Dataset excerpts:
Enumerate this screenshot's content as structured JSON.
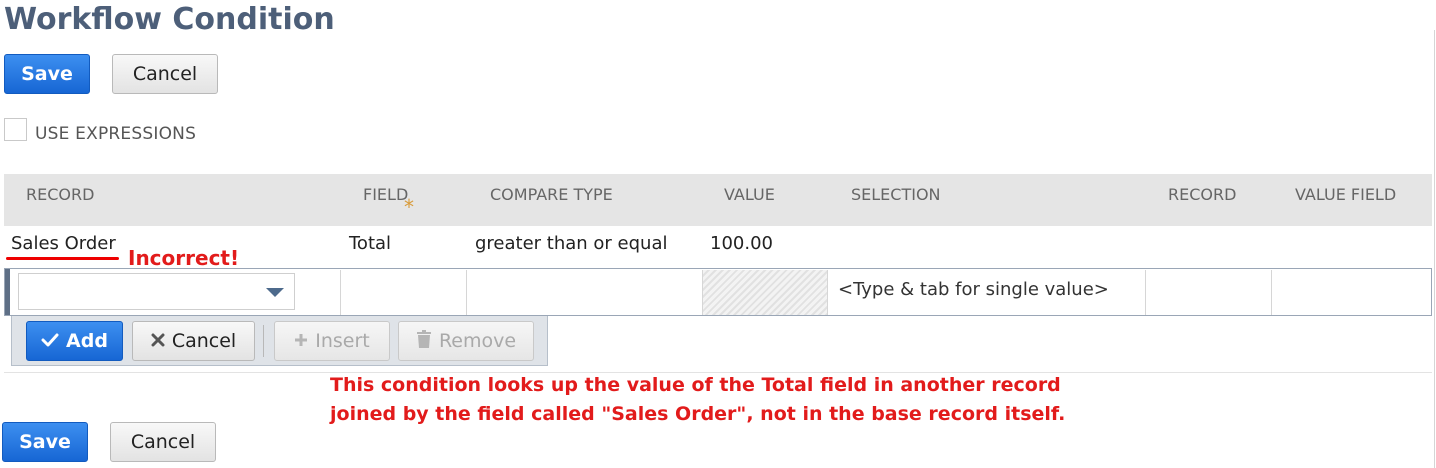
{
  "page": {
    "title": "Workflow Condition"
  },
  "actions": {
    "save_label": "Save",
    "cancel_label": "Cancel"
  },
  "options": {
    "use_expressions_label": "USE EXPRESSIONS",
    "use_expressions_checked": false
  },
  "table": {
    "headers": [
      "RECORD",
      "FIELD",
      "COMPARE TYPE",
      "VALUE",
      "SELECTION",
      "RECORD",
      "VALUE FIELD"
    ],
    "required_marker": "*",
    "rows": [
      {
        "record": "Sales Order",
        "field": "Total",
        "compare_type": "greater than or equal",
        "value": "100.00",
        "selection": "",
        "record2": "",
        "value_field": ""
      }
    ],
    "edit_row": {
      "record_value": "",
      "selection_placeholder": "<Type & tab for single value>"
    }
  },
  "row_toolbar": {
    "add_label": "Add",
    "cancel_label": "Cancel",
    "insert_label": "Insert",
    "remove_label": "Remove"
  },
  "annotations": {
    "incorrect_label": "Incorrect!",
    "note_line1": "This condition looks up the value of the Total field in another record",
    "note_line2": "joined by the field called \"Sales Order\", not in the base record itself.",
    "accent_color": "#e21b1b"
  },
  "colors": {
    "primary_button": "#1f74e0",
    "title": "#4d5f79",
    "required_star": "#d89b3a"
  },
  "icons": {
    "add": "check-icon",
    "cancel": "x-icon",
    "insert": "plus-icon",
    "remove": "trash-icon",
    "dropdown": "chevron-down-icon"
  }
}
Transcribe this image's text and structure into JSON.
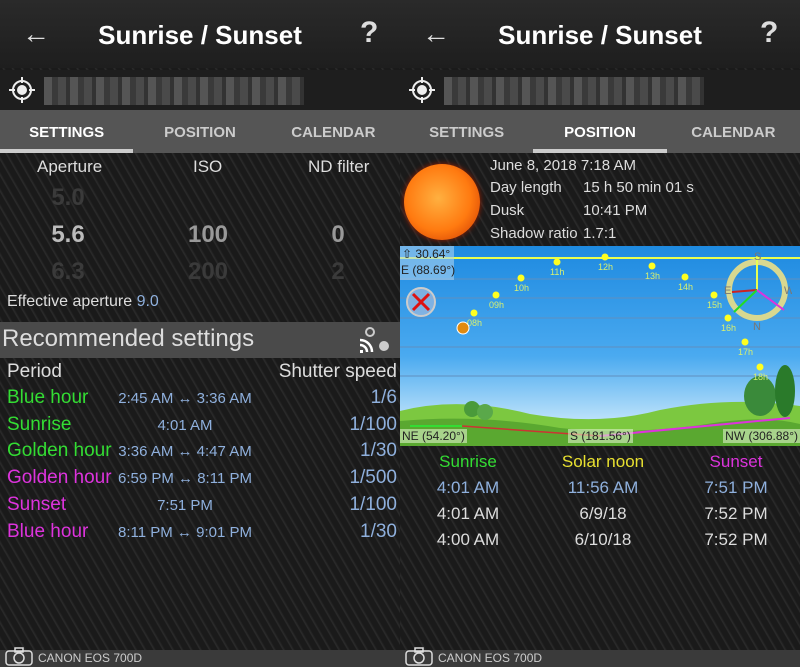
{
  "app": {
    "title": "Sunrise / Sunset",
    "back_icon": "arrow-left-icon",
    "help_icon": "question-icon",
    "location_icon": "crosshair-icon"
  },
  "tabs": [
    "SETTINGS",
    "POSITION",
    "CALENDAR"
  ],
  "settings": {
    "columns": [
      "Aperture",
      "ISO",
      "ND filter"
    ],
    "aperture": {
      "prev": "5.0",
      "value": "5.6",
      "next": "6.3"
    },
    "iso": {
      "prev": "",
      "value": "100",
      "next": "200"
    },
    "nd": {
      "prev": "",
      "value": "0",
      "next": "2"
    },
    "effective_label": "Effective aperture",
    "effective_value": "9.0",
    "recommended_title": "Recommended settings",
    "period_header": "Period",
    "shutter_header": "Shutter speed",
    "rows": [
      {
        "period": "Blue hour",
        "time": "2:45 AM ↔ 3:36 AM",
        "shutter": "1/6",
        "color": "#33dd33"
      },
      {
        "period": "Sunrise",
        "time": "4:01 AM",
        "shutter": "1/100",
        "color": "#33dd33"
      },
      {
        "period": "Golden hour",
        "time": "3:36 AM ↔ 4:47 AM",
        "shutter": "1/30",
        "color": "#33dd33"
      },
      {
        "period": "Golden hour",
        "time": "6:59 PM ↔ 8:11 PM",
        "shutter": "1/500",
        "color": "#dd33dd"
      },
      {
        "period": "Sunset",
        "time": "7:51 PM",
        "shutter": "1/100",
        "color": "#dd33dd"
      },
      {
        "period": "Blue hour",
        "time": "8:11 PM ↔ 9:01 PM",
        "shutter": "1/30",
        "color": "#dd33dd"
      }
    ]
  },
  "position": {
    "datetime": "June 8, 2018 7:18 AM",
    "day_length_label": "Day length",
    "day_length": "15 h 50 min 01 s",
    "dusk_label": "Dusk",
    "dusk": "10:41 PM",
    "shadow_label": "Shadow ratio",
    "shadow": "1.7:1",
    "elevation": "⇧ 30.64°",
    "azimuth": "E (88.69°)",
    "hours": [
      "08h",
      "09h",
      "10h",
      "11h",
      "12h",
      "13h",
      "14h",
      "15h",
      "16h",
      "17h",
      "18h"
    ],
    "compass": [
      "S",
      "E",
      "W",
      "N"
    ],
    "bottom_labels": [
      "NE (54.20°)",
      "S (181.56°)",
      "NW (306.88°)"
    ],
    "table_headers": [
      {
        "text": "Sunrise",
        "color": "#33dd33"
      },
      {
        "text": "Solar noon",
        "color": "#e8e030"
      },
      {
        "text": "Sunset",
        "color": "#dd33dd"
      }
    ],
    "table_rows": [
      [
        "4:01 AM",
        "11:56 AM",
        "7:51 PM"
      ],
      [
        "4:01 AM",
        "6/9/18",
        "7:52 PM"
      ],
      [
        "4:00 AM",
        "6/10/18",
        "7:52 PM"
      ]
    ]
  },
  "footer": {
    "camera": "CANON EOS 700D"
  }
}
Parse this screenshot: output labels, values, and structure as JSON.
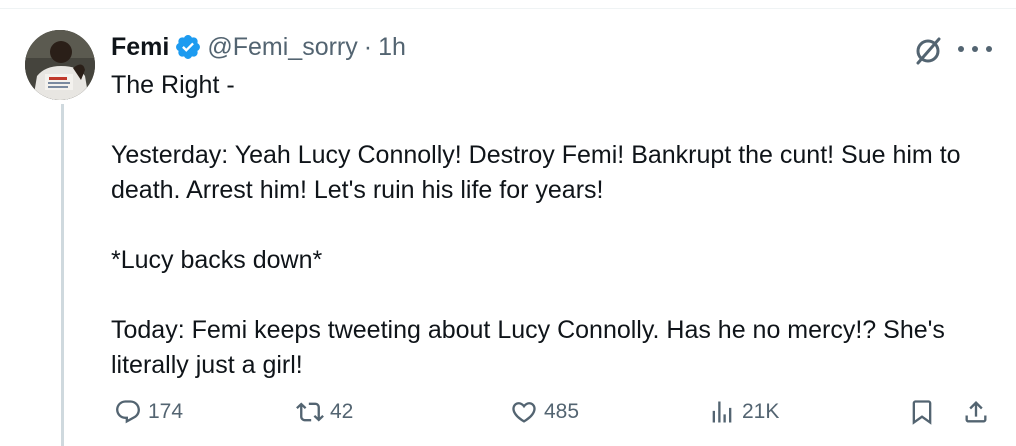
{
  "tweet": {
    "author": {
      "name": "Femi",
      "handle": "@Femi_sorry",
      "verified": true,
      "avatar_icon": "user-avatar-photo"
    },
    "separator": "·",
    "timestamp": "1h",
    "paragraphs": [
      "The Right -",
      "",
      "Yesterday: Yeah Lucy Connolly! Destroy Femi! Bankrupt the cunt! Sue him to death. Arrest him! Let's ruin his life for years!",
      "",
      "*Lucy backs down*",
      "",
      "Today: Femi keeps tweeting about Lucy Connolly. Has he no mercy!? She's literally just a girl!"
    ],
    "stats": {
      "replies": "174",
      "retweets": "42",
      "likes": "485",
      "views": "21K"
    }
  },
  "icons": {
    "verified": "verified-badge-icon",
    "grok": "grok-icon",
    "more": "more-icon",
    "reply": "reply-icon",
    "retweet": "retweet-icon",
    "like": "heart-icon",
    "views": "views-icon",
    "bookmark": "bookmark-icon",
    "share": "share-icon"
  },
  "colors": {
    "text_primary": "#0f1419",
    "text_secondary": "#536471",
    "verified_blue": "#1d9bf0",
    "thread_line": "#cfd9de"
  }
}
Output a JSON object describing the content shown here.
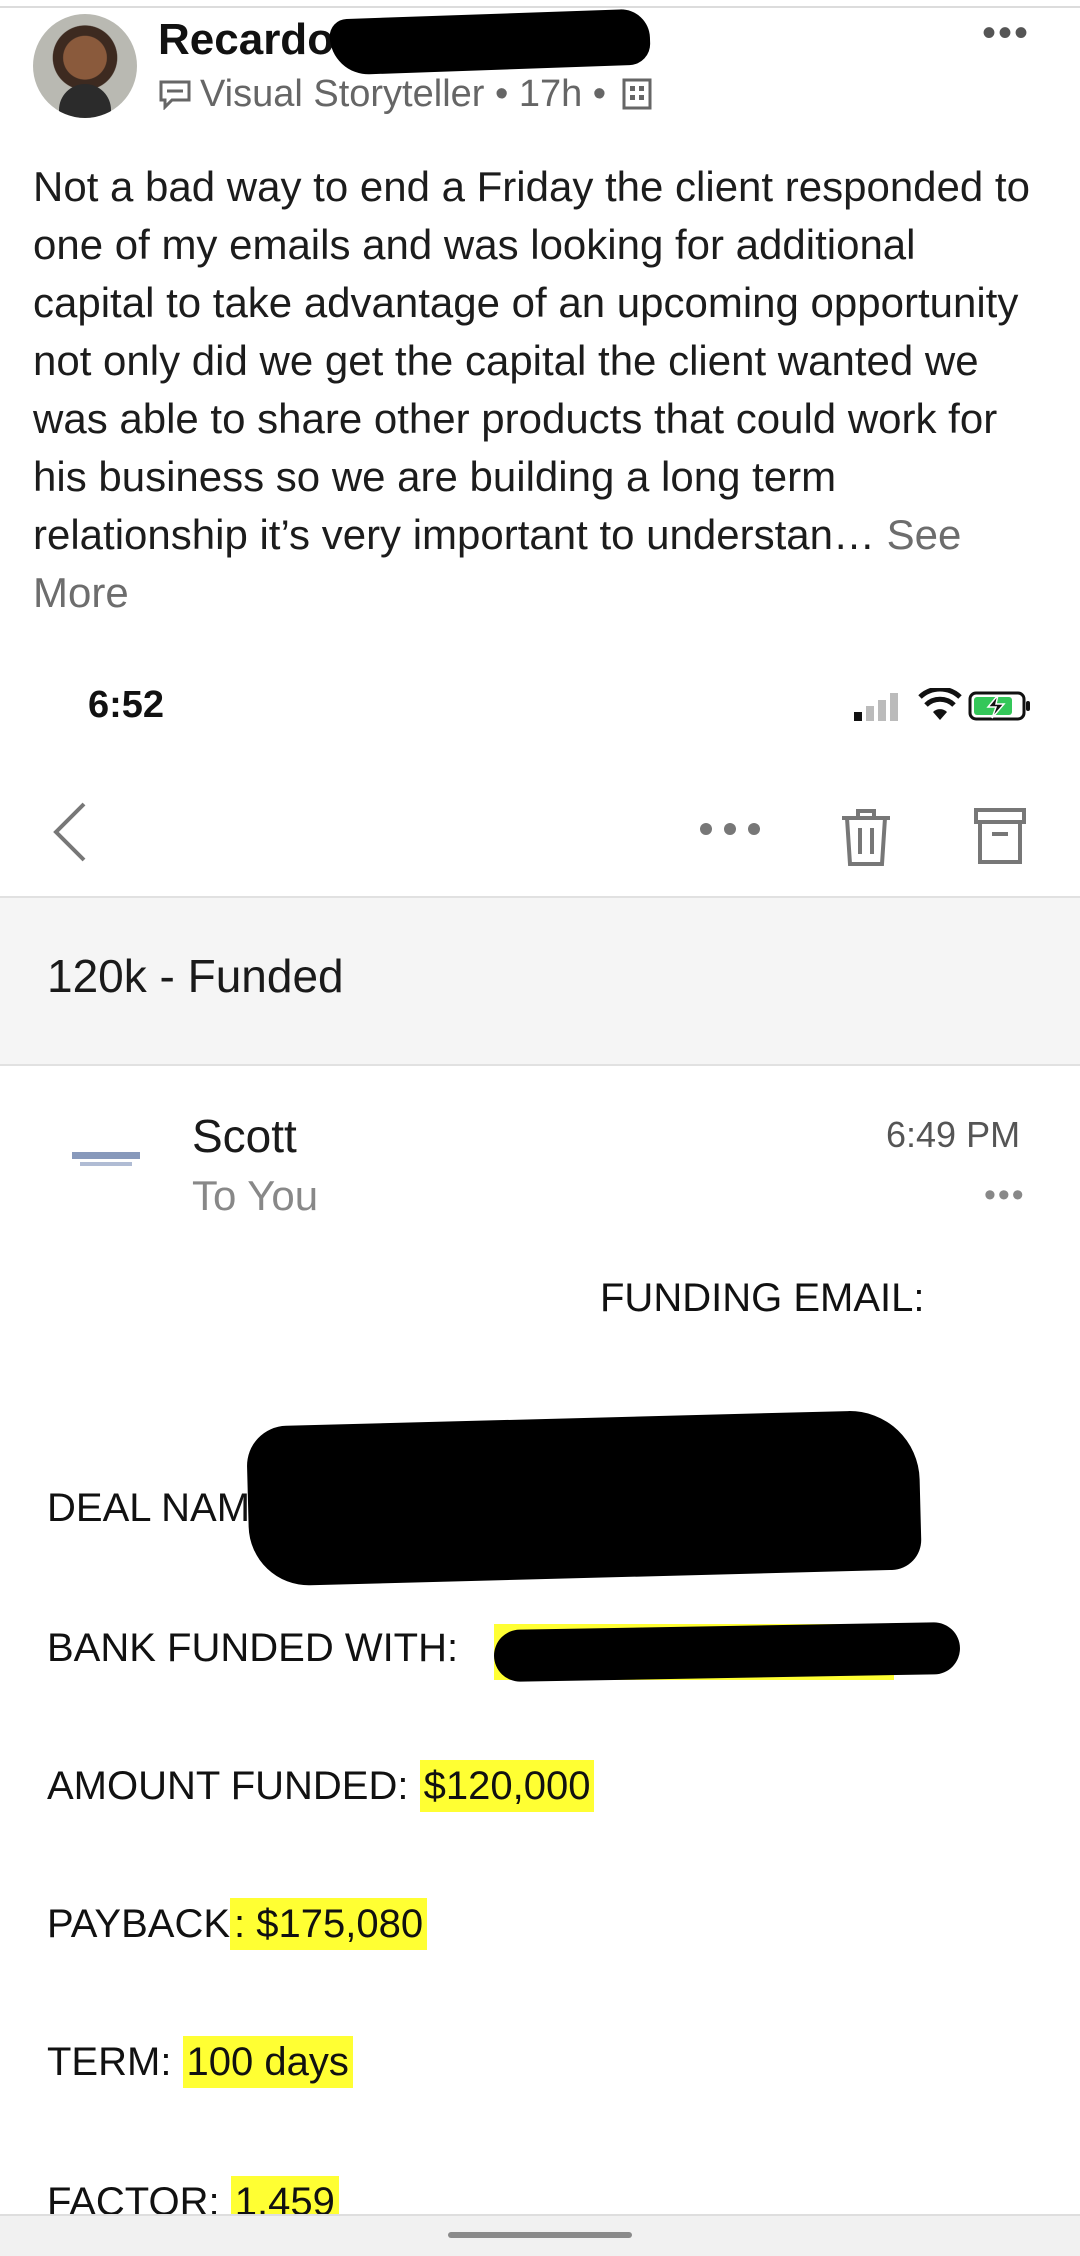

**TASK DIRECTIONS**
Your copy should match the entries exactly, minus the pictures.

**CORRECT RESPONSE**
Enumerate this screenshot's content as structured JSON.
{
  "page": {
    "title": "Workflow Condition"
  },
  "actions": {
    "save_label": "Save",
    "cancel_label": "Cancel"
  },
  "options": {
    "use_expressions_label": "USE EXPRESSIONS",
    "use_expressions_checked": false
  },
  "table": {
    "headers": [
      "RECORD",
      "FIELD",
      "COMPARE TYPE",
      "VALUE",
      "SELECTION",
      "RECORD",
      "VALUE FIELD"
    ],
    "required_marker": "*",
    "rows": [
      {
        "record": "Sales Order",
        "field": "Total",
        "compare_type": "greater than or equal",
        "value": "100.00",
        "selection": "",
        "record2": "",
        "value_field": ""
      }
    ],
    "edit_row": {
      "record_value": "",
      "selection_placeholder": "<Type & tab for single value>"
    }
  },
  "row_toolbar": {
    "add_label": "Add",
    "cancel_label": "Cancel",
    "insert_label": "Insert",
    "remove_label": "Remove"
  },
  "annotations": {
    "incorrect_label": "Incorrect!",
    "note_line1": "This condition looks up the value of the Total field in another record",
    "note_line2": "joined by the field called \"Sales Order\", not in the base record itself.",
    "accent_color": "#e21b1b"
  },
  "colors": {
    "primary_button": "#1f74e0",
    "title": "#4d5f79",
    "required_star": "#d89b3a"
  },
  "icons": {
    "add": "check-icon",
    "cancel": "x-icon",
    "insert": "plus-icon",
    "remove": "trash-icon",
    "dropdown": "chevron-down-icon"
  }
}
Transcribe this image's text and structure into JSON.
{
  "app": {
    "title": "Sunrise / Sunset",
    "back_icon": "arrow-left-icon",
    "help_icon": "question-icon",
    "location_icon": "crosshair-icon"
  },
  "tabs": [
    "SETTINGS",
    "POSITION",
    "CALENDAR"
  ],
  "settings": {
    "columns": [
      "Aperture",
      "ISO",
      "ND filter"
    ],
    "aperture": {
      "prev": "5.0",
      "value": "5.6",
      "next": "6.3"
    },
    "iso": {
      "prev": "",
      "value": "100",
      "next": "200"
    },
    "nd": {
      "prev": "",
      "value": "0",
      "next": "2"
    },
    "effective_label": "Effective aperture",
    "effective_value": "9.0",
    "recommended_title": "Recommended settings",
    "period_header": "Period",
    "shutter_header": "Shutter speed",
    "rows": [
      {
        "period": "Blue hour",
        "time": "2:45 AM ↔ 3:36 AM",
        "shutter": "1/6",
        "color": "#33dd33"
      },
      {
        "period": "Sunrise",
        "time": "4:01 AM",
        "shutter": "1/100",
        "color": "#33dd33"
      },
      {
        "period": "Golden hour",
        "time": "3:36 AM ↔ 4:47 AM",
        "shutter": "1/30",
        "color": "#33dd33"
      },
      {
        "period": "Golden hour",
        "time": "6:59 PM ↔ 8:11 PM",
        "shutter": "1/500",
        "color": "#dd33dd"
      },
      {
        "period": "Sunset",
        "time": "7:51 PM",
        "shutter": "1/100",
        "color": "#dd33dd"
      },
      {
        "period": "Blue hour",
        "time": "8:11 PM ↔ 9:01 PM",
        "shutter": "1/30",
        "color": "#dd33dd"
      }
    ]
  },
  "position": {
    "datetime": "June 8, 2018 7:18 AM",
    "day_length_label": "Day length",
    "day_length": "15 h 50 min 01 s",
    "dusk_label": "Dusk",
    "dusk": "10:41 PM",
    "shadow_label": "Shadow ratio",
    "shadow": "1.7:1",
    "elevation": "⇧ 30.64°",
    "azimuth": "E (88.69°)",
    "hours": [
      "08h",
      "09h",
      "10h",
      "11h",
      "12h",
      "13h",
      "14h",
      "15h",
      "16h",
      "17h",
      "18h"
    ],
    "compass": [
      "S",
      "E",
      "W",
      "N"
    ],
    "bottom_labels": [
      "NE (54.20°)",
      "S (181.56°)",
      "NW (306.88°)"
    ],
    "table_headers": [
      {
        "text": "Sunrise",
        "color": "#33dd33"
      },
      {
        "text": "Solar noon",
        "color": "#e8e030"
      },
      {
        "text": "Sunset",
        "color": "#dd33dd"
      }
    ],
    "table_rows": [
      [
        "4:01 AM",
        "11:56 AM",
        "7:51 PM"
      ],
      [
        "4:01 AM",
        "6/9/18",
        "7:52 PM"
      ],
      [
        "4:00 AM",
        "6/10/18",
        "7:52 PM"
      ]
    ]
  },
  "footer": {
    "camera": "CANON EOS 700D"
  }
}
Parse this screenshot: output labels, values, and structure as JSON.
{
  "tweet": {
    "author": {
      "name": "Femi",
      "handle": "@Femi_sorry",
      "verified": true,
      "avatar_icon": "user-avatar-photo"
    },
    "separator": "·",
    "timestamp": "1h",
    "paragraphs": [
      "The Right -",
      "",
      "Yesterday: Yeah Lucy Connolly! Destroy Femi! Bankrupt the cunt! Sue him to death. Arrest him! Let's ruin his life for years!",
      "",
      "*Lucy backs down*",
      "",
      "Today: Femi keeps tweeting about Lucy Connolly. Has he no mercy!? She's literally just a girl!"
    ],
    "stats": {
      "replies": "174",
      "retweets": "42",
      "likes": "485",
      "views": "21K"
    }
  },
  "icons": {
    "verified": "verified-badge-icon",
    "grok": "grok-icon",
    "more": "more-icon",
    "reply": "reply-icon",
    "retweet": "retweet-icon",
    "like": "heart-icon",
    "views": "views-icon",
    "bookmark": "bookmark-icon",
    "share": "share-icon"
  },
  "colors": {
    "text_primary": "#0f1419",
    "text_secondary": "#536471",
    "verified_blue": "#1d9bf0",
    "thread_line": "#cfd9de"
  }
}
Output a JSON object describing the content shown here.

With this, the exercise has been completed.